PROBLEM TO WORK ON —
Search the data for the word "recall". Reproduce every line where it is found.

EXCERPTED RECORDS —
* begin *

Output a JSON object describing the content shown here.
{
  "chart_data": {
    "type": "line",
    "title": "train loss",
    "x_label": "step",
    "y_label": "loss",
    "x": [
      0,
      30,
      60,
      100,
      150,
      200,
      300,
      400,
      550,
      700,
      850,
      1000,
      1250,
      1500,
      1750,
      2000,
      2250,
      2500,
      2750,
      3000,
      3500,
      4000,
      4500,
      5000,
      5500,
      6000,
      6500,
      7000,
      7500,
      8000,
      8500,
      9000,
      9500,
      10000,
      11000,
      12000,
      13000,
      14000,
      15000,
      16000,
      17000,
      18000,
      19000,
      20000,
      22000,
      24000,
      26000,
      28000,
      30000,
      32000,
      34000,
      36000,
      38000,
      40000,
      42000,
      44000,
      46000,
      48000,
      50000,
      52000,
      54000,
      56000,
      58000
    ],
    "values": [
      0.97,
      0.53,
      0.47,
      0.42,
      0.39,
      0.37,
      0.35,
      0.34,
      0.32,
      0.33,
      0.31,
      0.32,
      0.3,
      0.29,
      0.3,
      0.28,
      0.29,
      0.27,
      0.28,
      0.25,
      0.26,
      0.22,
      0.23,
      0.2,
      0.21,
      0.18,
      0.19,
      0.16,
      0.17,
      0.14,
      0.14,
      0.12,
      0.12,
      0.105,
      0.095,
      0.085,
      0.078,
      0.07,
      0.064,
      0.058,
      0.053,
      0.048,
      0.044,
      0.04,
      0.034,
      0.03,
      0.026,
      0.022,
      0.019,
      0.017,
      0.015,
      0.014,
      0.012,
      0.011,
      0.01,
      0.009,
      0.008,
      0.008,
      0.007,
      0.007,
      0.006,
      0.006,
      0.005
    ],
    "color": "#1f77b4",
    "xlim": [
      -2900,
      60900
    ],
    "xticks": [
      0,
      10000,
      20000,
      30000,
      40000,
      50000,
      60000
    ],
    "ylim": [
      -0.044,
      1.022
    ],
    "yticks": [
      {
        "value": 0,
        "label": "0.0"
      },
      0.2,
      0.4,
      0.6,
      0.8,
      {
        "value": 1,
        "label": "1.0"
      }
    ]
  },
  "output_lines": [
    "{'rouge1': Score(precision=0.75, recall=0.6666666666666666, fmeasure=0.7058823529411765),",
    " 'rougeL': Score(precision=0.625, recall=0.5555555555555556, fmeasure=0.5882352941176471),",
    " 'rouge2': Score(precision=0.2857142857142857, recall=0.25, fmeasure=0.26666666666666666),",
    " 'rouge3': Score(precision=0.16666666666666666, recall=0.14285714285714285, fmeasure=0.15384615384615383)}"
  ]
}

* end *

THE OUTPUT —
    "{'rouge1': Score(precision=0.75, recall=0.6666666666666666, fmeasure=0.7058823529411765),",
    " 'rougeL': Score(precision=0.625, recall=0.5555555555555556, fmeasure=0.5882352941176471),",
    " 'rouge2': Score(precision=0.2857142857142857, recall=0.25, fmeasure=0.26666666666666666),",
    " 'rouge3': Score(precision=0.16666666666666666, recall=0.14285714285714285, fmeasure=0.15384615384615383)}"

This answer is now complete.